● Exercise directions
Each entry must be given again exactly; images do not belong in the copy.

[Collection entries]
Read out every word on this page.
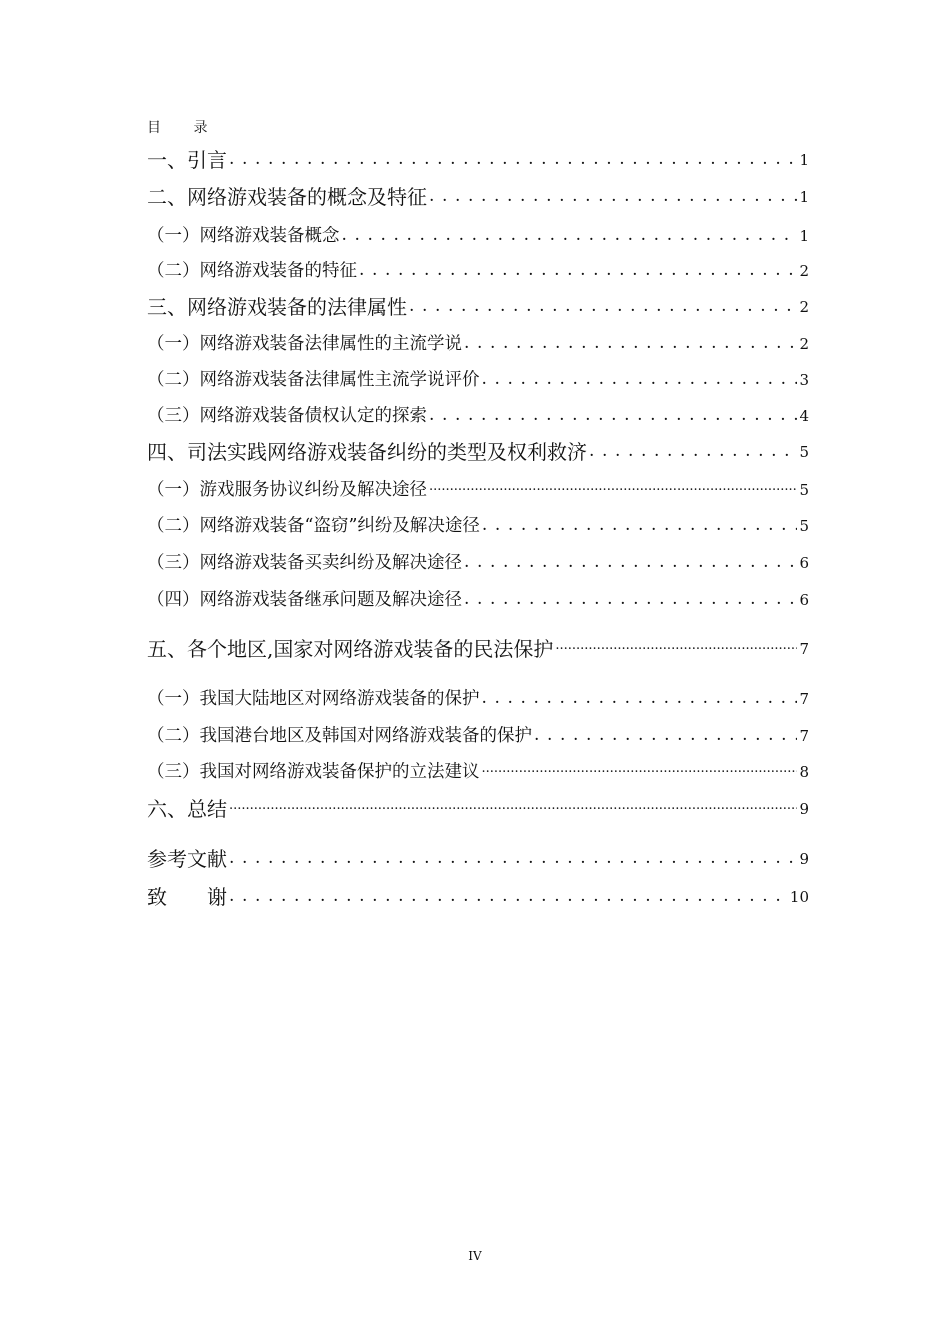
目 录
一、引言 . . .	1
二、网络游戏装备的概念及特征 . . .	1
（一）网络游戏装备概念 . . .	1
（二）网络游戏装备的特征 . . .	2
三、网络游戏装备的法律属性 . . .	2
（一）网络游戏装备法律属性的主流学说 . . .	2
（二）网络游戏装备法律属性主流学说评价 . . .	3
（三）网络游戏装备债权认定的探索 . . .	4
四、司法实践网络游戏装备纠纷的类型及权利救济 . . .	5
（一）游戏服务协议纠纷及解决途径 .....	5
（二）网络游戏装备“盗窃”纠纷及解决途径 . . .	5
（三）网络游戏装备买卖纠纷及解决途径 . . .	6
（四）网络游戏装备继承问题及解决途径 . . .	6
五、各个地区,国家对网络游戏装备的民法保护 .....	7
（一）我国大陆地区对网络游戏装备的保护 . . .	7
（二）我国港台地区及韩国对网络游戏装备的保护 . . .	7
（三）我国对网络游戏装备保护的立法建议 .....	8
六、总结 .....	9
参考文献 . . .	9
致　　谢 . . .	10
IV
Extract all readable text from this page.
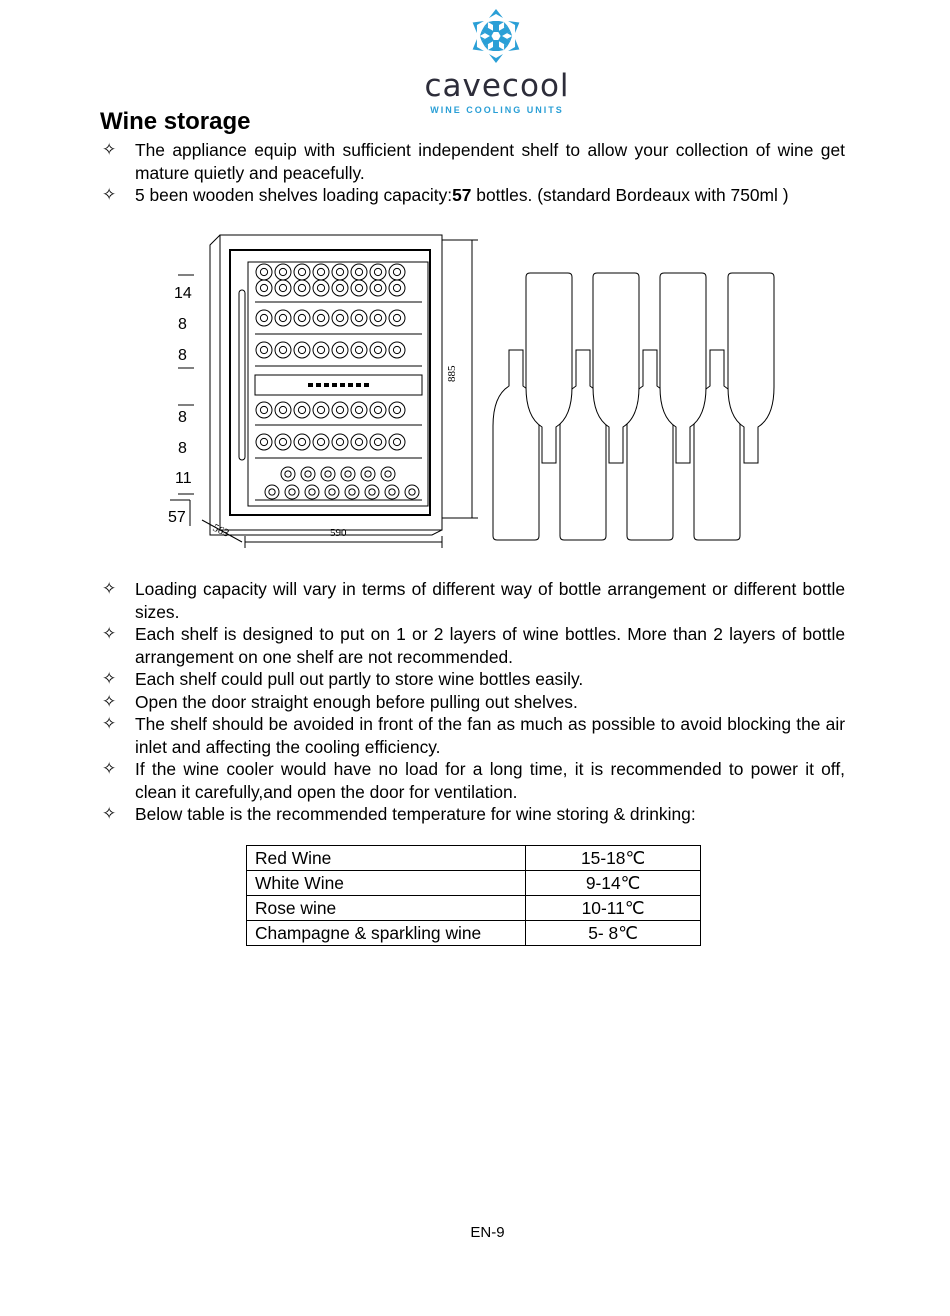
cavecool
WINE COOLING UNITS
Wine storage
✧ The appliance equip with sufficient independent shelf to allow your collection of wine get mature quietly and peacefully.
✧ 5 been wooden shelves loading capacity:57 bottles. (standard Bordeaux with 750ml )
14
8
8
8
8
11
57
590
563
885
✧ Loading capacity will vary in terms of different way of bottle arrangement or different bottle sizes.
✧ Each shelf is designed to put on 1 or 2 layers of wine bottles. More than 2 layers of bottle arrangement on one shelf are not recommended.
✧ Each shelf could pull out partly to store wine bottles easily.
✧ Open the door straight enough before pulling out shelves.
✧ The shelf should be avoided in front of the fan as much as possible to avoid blocking the air inlet and affecting the cooling efficiency.
✧ If the wine cooler would have no load for a long time, it is recommended to power it off, clean it carefully,and open the door for ventilation.
✧ Below table is the recommended temperature for wine storing & drinking:
Red Wine	15-18℃
White Wine	9-14℃
Rose wine	10-11℃
Champagne & sparkling wine	5- 8℃
EN-9
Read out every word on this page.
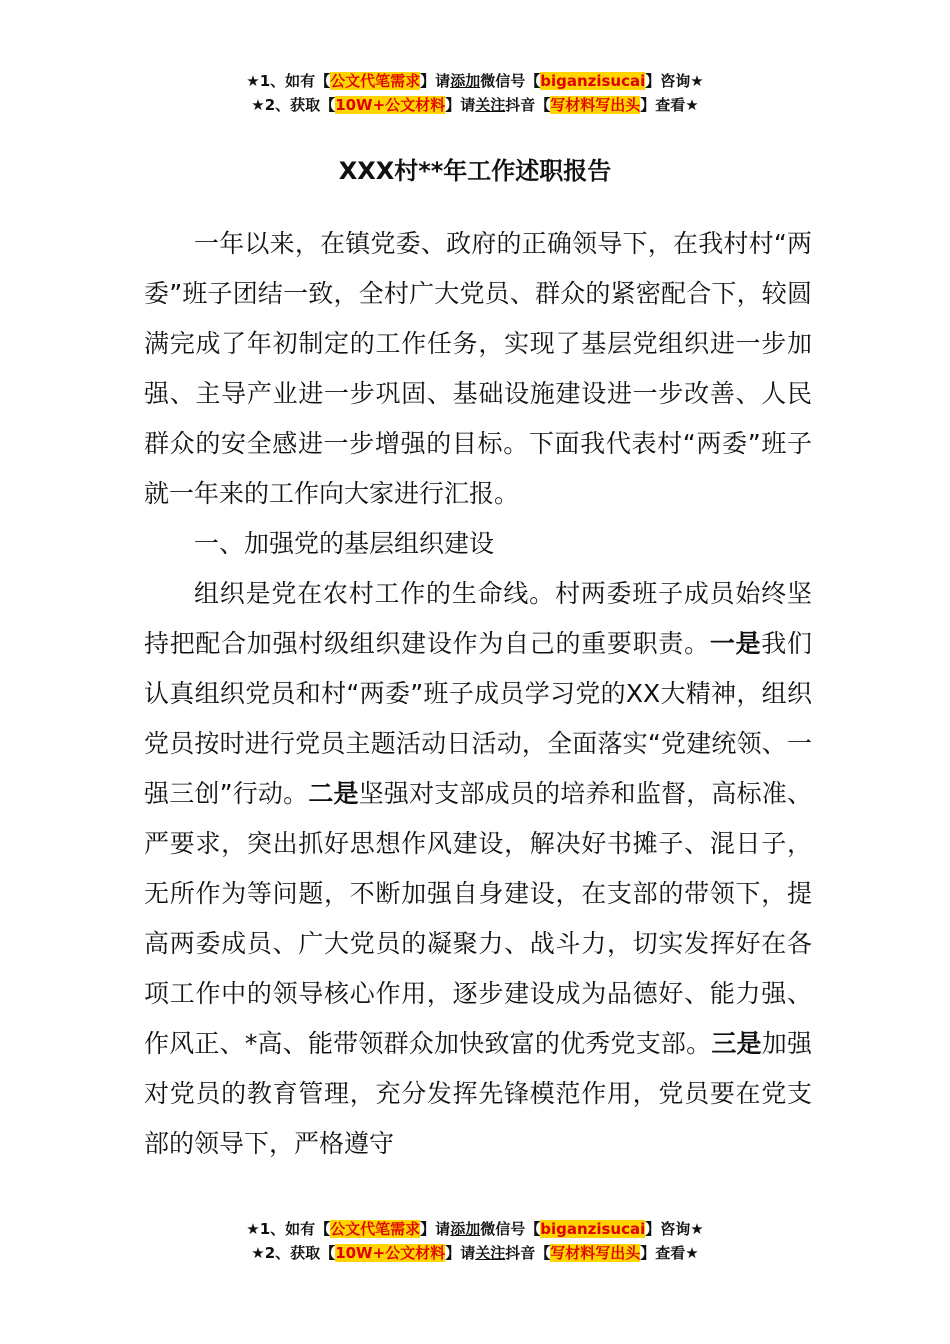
★1、如有【公文代笔需求】请添加微信号【biganzisucai】咨询★
★2、获取【10W+公文材料】请关注抖音【写材料写出头】查看★
XXX村**年工作述职报告

一年以来，在镇党委、政府的正确领导下，在我村村“两委”班子团结一致，全村广大党员、群众的紧密配合下，较圆满完成了年初制定的工作任务，实现了基层党组织进一步加强、主导产业进一步巩固、基础设施建设进一步改善、人民群众的安全感进一步增强的目标。下面我代表村“两委”班子就一年来的工作向大家进行汇报。

一、加强党的基层组织建设

组织是党在农村工作的生命线。村两委班子成员始终坚持把配合加强村级组织建设作为自己的重要职责。一是我们认真组织党员和村“两委”班子成员学习党的XX大精神，组织党员按时进行党员主题活动日活动，全面落实“党建统领、一强三创”行动。二是坚强对支部成员的培养和监督，高标准、严要求，突出抓好思想作风建设，解决好书摊子、混日子，无所作为等问题，不断加强自身建设，在支部的带领下，提高两委成员、广大党员的凝聚力、战斗力，切实发挥好在各项工作中的领导核心作用，逐步建设成为品德好、能力强、作风正、*高、能带领群众加快致富的优秀党支部。三是加强对党员的教育管理，充分发挥先锋模范作用，党员要在党支部的领导下，严格遵守

★1、如有【公文代笔需求】请添加微信号【biganzisucai】咨询★
★2、获取【10W+公文材料】请关注抖音【写材料写出头】查看★
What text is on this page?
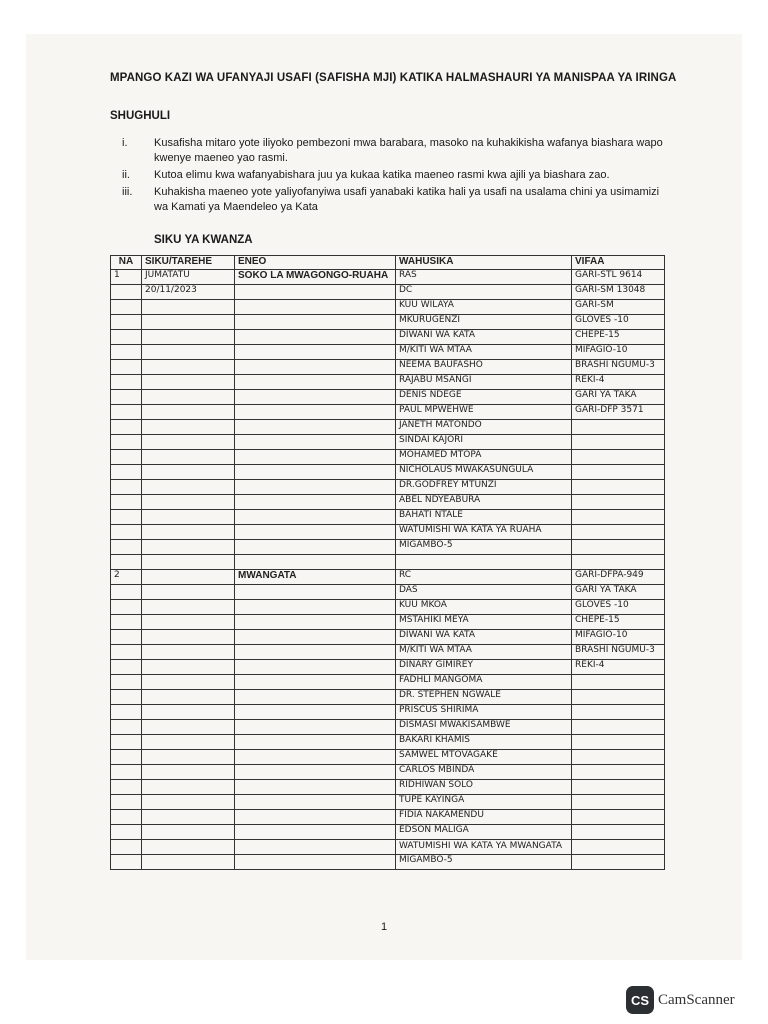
MPANGO KAZI WA UFANYAJI USAFI (SAFISHA MJI) KATIKA HALMASHAURI YA MANISPAA YA IRINGA
SHUGHULI
i.	Kusafisha mitaro yote iliyoko pembezoni mwa barabara, masoko na kuhakikisha wafanya biashara wapo kwenye maeneo yao rasmi.
ii.	Kutoa elimu kwa wafanyabishara juu ya kukaa katika maeneo rasmi kwa ajili ya biashara zao.
iii.	Kuhakisha maeneo yote yaliyofanyiwa usafi yanabaki katika hali ya usafi na usalama chini ya usimamizi wa Kamati ya Maendeleo ya Kata
SIKU YA KWANZA
NA	SIKU/TAREHE	ENEO	WAHUSIKA	VIFAA
1	JUMATATU	SOKO LA MWAGONGO-RUAHA	RAS	GARI-STL 9614
	20/11/2023		DC	GARI-SM 13048
			KUU WILAYA	GARI-SM
			MKURUGENZI	GLOVES -10
			DIWANI WA KATA	CHEPE-15
			M/KITI WA MTAA	MIFAGIO-10
			NEEMA BAUFASHO	BRASHI NGUMU-3
			RAJABU MSANGI	REKI-4
			DENIS NDEGE	GARI YA TAKA
			PAUL MPWEHWE	GARI-DFP 3571
			JANETH MATONDO	
			SINDAI KAJORI	
			MOHAMED MTOPA	
			NICHOLAUS MWAKASUNGULA	
			DR.GODFREY MTUNZI	
			ABEL NDYEABURA	
			BAHATI NTALE	
			WATUMISHI WA KATA YA RUAHA	
			MIGAMBO-5	

2		MWANGATA	RC	GARI-DFPA-949
			DAS	GARI YA TAKA
			KUU MKOA	GLOVES -10
			MSTAHIKI MEYA	CHEPE-15
			DIWANI WA KATA	MIFAGIO-10
			M/KITI WA MTAA	BRASHI NGUMU-3
			DINARY GIMIREY	REKI-4
			FADHLI MANGOMA	
			DR. STEPHEN NGWALE	
			PRISCUS SHIRIMA	
			DISMASI MWAKISAMBWE	
			BAKARI KHAMIS	
			SAMWEL MTOVAGAKE	
			CARLOS MBINDA	
			RIDHIWAN SOLO	
			TUPE KAYINGA	
			FIDIA NAKAMENDU	
			EDSON MALIGA	
			WATUMISHI WA KATA YA MWANGATA	
			MIGAMBO-5	
1
CS CamScanner
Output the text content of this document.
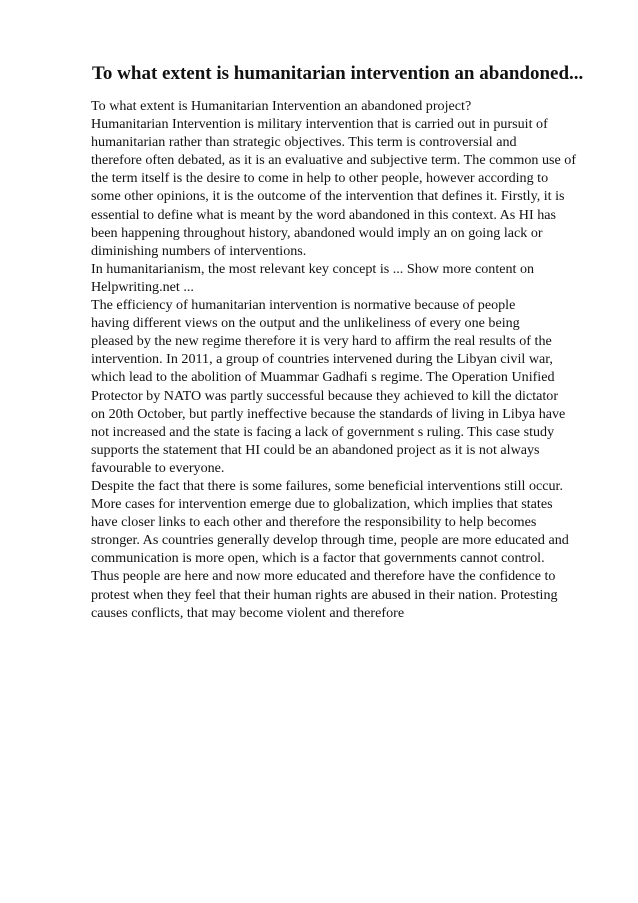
To what extent is humanitarian intervention an abandoned...
To what extent is Humanitarian Intervention an abandoned project?
Humanitarian Intervention is military intervention that is carried out in pursuit of
humanitarian rather than strategic objectives. This term is controversial and
therefore often debated, as it is an evaluative and subjective term. The common use of
the term itself is the desire to come in help to other people, however according to
some other opinions, it is the outcome of the intervention that defines it. Firstly, it is
essential to define what is meant by the word abandoned in this context. As HI has
been happening throughout history, abandoned would imply an on going lack or
diminishing numbers of interventions.
In humanitarianism, the most relevant key concept is ... Show more content on
Helpwriting.net ...
The efficiency of humanitarian intervention is normative because of people
having different views on the output and the unlikeliness of every one being
pleased by the new regime therefore it is very hard to affirm the real results of the
intervention. In 2011, a group of countries intervened during the Libyan civil war,
which lead to the abolition of Muammar Gadhafi s regime. The Operation Unified
Protector by NATO was partly successful because they achieved to kill the dictator
on 20th October, but partly ineffective because the standards of living in Libya have
not increased and the state is facing a lack of government s ruling. This case study
supports the statement that HI could be an abandoned project as it is not always
favourable to everyone.
Despite the fact that there is some failures, some beneficial interventions still occur.
More cases for intervention emerge due to globalization, which implies that states
have closer links to each other and therefore the responsibility to help becomes
stronger. As countries generally develop through time, people are more educated and
communication is more open, which is a factor that governments cannot control.
Thus people are here and now more educated and therefore have the confidence to
protest when they feel that their human rights are abused in their nation. Protesting
causes conflicts, that may become violent and therefore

● Answer to this exercise
Read out every word on this page.
目 录
一、引言 . . .	1
二、网络游戏装备的概念及特征 . . .	1
（一）网络游戏装备概念 . . .	1
（二）网络游戏装备的特征 . . .	2
三、网络游戏装备的法律属性 . . .	2
（一）网络游戏装备法律属性的主流学说 . . .	2
（二）网络游戏装备法律属性主流学说评价 . . .	3
（三）网络游戏装备债权认定的探索 . . .	4
四、司法实践网络游戏装备纠纷的类型及权利救济 . . .	5
（一）游戏服务协议纠纷及解决途径 .....	5
（二）网络游戏装备“盗窃”纠纷及解决途径 . . .	5
（三）网络游戏装备买卖纠纷及解决途径 . . .	6
（四）网络游戏装备继承问题及解决途径 . . .	6
五、各个地区,国家对网络游戏装备的民法保护 .....	7
（一）我国大陆地区对网络游戏装备的保护 . . .	7
（二）我国港台地区及韩国对网络游戏装备的保护 . . .	7
（三）我国对网络游戏装备保护的立法建议 .....	8
六、总结 .....	9
参考文献 . . .	9
致　　谢 . . .	10
IV
Extract all readable text from this page.
cavecool
WINE COOLING UNITS
Wine storage
✧ The appliance equip with sufficient independent shelf to allow your collection of wine get mature quietly and peacefully.
✧ 5 been wooden shelves loading capacity:57 bottles. (standard Bordeaux with 750ml )
14
8
8
8
8
11
57
590
563
885
✧ Loading capacity will vary in terms of different way of bottle arrangement or different bottle sizes.
✧ Each shelf is designed to put on 1 or 2 layers of wine bottles. More than 2 layers of bottle arrangement on one shelf are not recommended.
✧ Each shelf could pull out partly to store wine bottles easily.
✧ Open the door straight enough before pulling out shelves.
✧ The shelf should be avoided in front of the fan as much as possible to avoid blocking the air inlet and affecting the cooling efficiency.
✧ If the wine cooler would have no load for a long time, it is recommended to power it off, clean it carefully,and open the door for ventilation.
✧ Below table is the recommended temperature for wine storing & drinking:
Red Wine	15-18℃
White Wine	9-14℃
Rose wine	10-11℃
Champagne & sparkling wine	5- 8℃
EN-9
Read out every word on this page.
★1、如有【公文代笔需求】请添加微信号【biganzisucai】咨询★
★2、获取【10W+公文材料】请关注抖音【写材料写出头】查看★
XXX村**年工作述职报告

一年以来，在镇党委、政府的正确领导下，在我村村“两委”班子团结一致，全村广大党员、群众的紧密配合下，较圆满完成了年初制定的工作任务，实现了基层党组织进一步加强、主导产业进一步巩固、基础设施建设进一步改善、人民群众的安全感进一步增强的目标。下面我代表村“两委”班子就一年来的工作向大家进行汇报。

一、加强党的基层组织建设

组织是党在农村工作的生命线。村两委班子成员始终坚持把配合加强村级组织建设作为自己的重要职责。一是我们认真组织党员和村“两委”班子成员学习党的XX大精神，组织党员按时进行党员主题活动日活动，全面落实“党建统领、一强三创”行动。二是坚强对支部成员的培养和监督，高标准、严要求，突出抓好思想作风建设，解决好书摊子、混日子，无所作为等问题，不断加强自身建设，在支部的带领下，提高两委成员、广大党员的凝聚力、战斗力，切实发挥好在各项工作中的领导核心作用，逐步建设成为品德好、能力强、作风正、*高、能带领群众加快致富的优秀党支部。三是加强对党员的教育管理，充分发挥先锋模范作用，党员要在党支部的领导下，严格遵守

★1、如有【公文代笔需求】请添加微信号【biganzisucai】咨询★
★2、获取【10W+公文材料】请关注抖音【写材料写出头】查看★
What text is on this page?
MPANGO KAZI WA UFANYAJI USAFI (SAFISHA MJI) KATIKA HALMASHAURI YA MANISPAA YA IRINGA
SHUGHULI
i.	Kusafisha mitaro yote iliyoko pembezoni mwa barabara, masoko na kuhakikisha wafanya biashara wapo kwenye maeneo yao rasmi.
ii.	Kutoa elimu kwa wafanyabishara juu ya kukaa katika maeneo rasmi kwa ajili ya biashara zao.
iii.	Kuhakisha maeneo yote yaliyofanyiwa usafi yanabaki katika hali ya usafi na usalama chini ya usimamizi wa Kamati ya Maendeleo ya Kata
SIKU YA KWANZA
NA	SIKU/TAREHE	ENEO	WAHUSIKA	VIFAA
1	JUMATATU	SOKO LA MWAGONGO-RUAHA	RAS	GARI-STL 9614
	20/11/2023		DC	GARI-SM 13048
			KUU WILAYA	GARI-SM
			MKURUGENZI	GLOVES -10
			DIWANI WA KATA	CHEPE-15
			M/KITI WA MTAA	MIFAGIO-10
			NEEMA BAUFASHO	BRASHI NGUMU-3
			RAJABU MSANGI	REKI-4
			DENIS NDEGE	GARI YA TAKA
			PAUL MPWEHWE	GARI-DFP 3571
			JANETH MATONDO	
			SINDAI KAJORI	
			MOHAMED MTOPA	
			NICHOLAUS MWAKASUNGULA	
			DR.GODFREY MTUNZI	
			ABEL NDYEABURA	
			BAHATI NTALE	
			WATUMISHI WA KATA YA RUAHA	
			MIGAMBO-5	

2		MWANGATA	RC	GARI-DFPA-949
			DAS	GARI YA TAKA
			KUU MKOA	GLOVES -10
			MSTAHIKI MEYA	CHEPE-15
			DIWANI WA KATA	MIFAGIO-10
			M/KITI WA MTAA	BRASHI NGUMU-3
			DINARY GIMIREY	REKI-4
			FADHLI MANGOMA	
			DR. STEPHEN NGWALE	
			PRISCUS SHIRIMA	
			DISMASI MWAKISAMBWE	
			BAKARI KHAMIS	
			SAMWEL MTOVAGAKE	
			CARLOS MBINDA	
			RIDHIWAN SOLO	
			TUPE KAYINGA	
			FIDIA NAKAMENDU	
			EDSON MALIGA	
			WATUMISHI WA KATA YA MWANGATA	
			MIGAMBO-5	
1
CS CamScanner
Output the text content of this document.
To what extent is humanitarian intervention an abandoned...
To what extent is Humanitarian Intervention an abandoned project?
Humanitarian Intervention is military intervention that is carried out in pursuit of
humanitarian rather than strategic objectives. This term is controversial and
therefore often debated, as it is an evaluative and subjective term. The common use of
the term itself is the desire to come in help to other people, however according to
some other opinions, it is the outcome of the intervention that defines it. Firstly, it is
essential to define what is meant by the word abandoned in this context. As HI has
been happening throughout history, abandoned would imply an on going lack or
diminishing numbers of interventions.
In humanitarianism, the most relevant key concept is ... Show more content on
Helpwriting.net ...
The efficiency of humanitarian intervention is normative because of people
having different views on the output and the unlikeliness of every one being
pleased by the new regime therefore it is very hard to affirm the real results of the
intervention. In 2011, a group of countries intervened during the Libyan civil war,
which lead to the abolition of Muammar Gadhafi s regime. The Operation Unified
Protector by NATO was partly successful because they achieved to kill the dictator
on 20th October, but partly ineffective because the standards of living in Libya have
not increased and the state is facing a lack of government s ruling. This case study
supports the statement that HI could be an abandoned project as it is not always
favourable to everyone.
Despite the fact that there is some failures, some beneficial interventions still occur.
More cases for intervention emerge due to globalization, which implies that states
have closer links to each other and therefore the responsibility to help becomes
stronger. As countries generally develop through time, people are more educated and
communication is more open, which is a factor that governments cannot control.
Thus people are here and now more educated and therefore have the confidence to
protest when they feel that their human rights are abused in their nation. Protesting
causes conflicts, that may become violent and therefore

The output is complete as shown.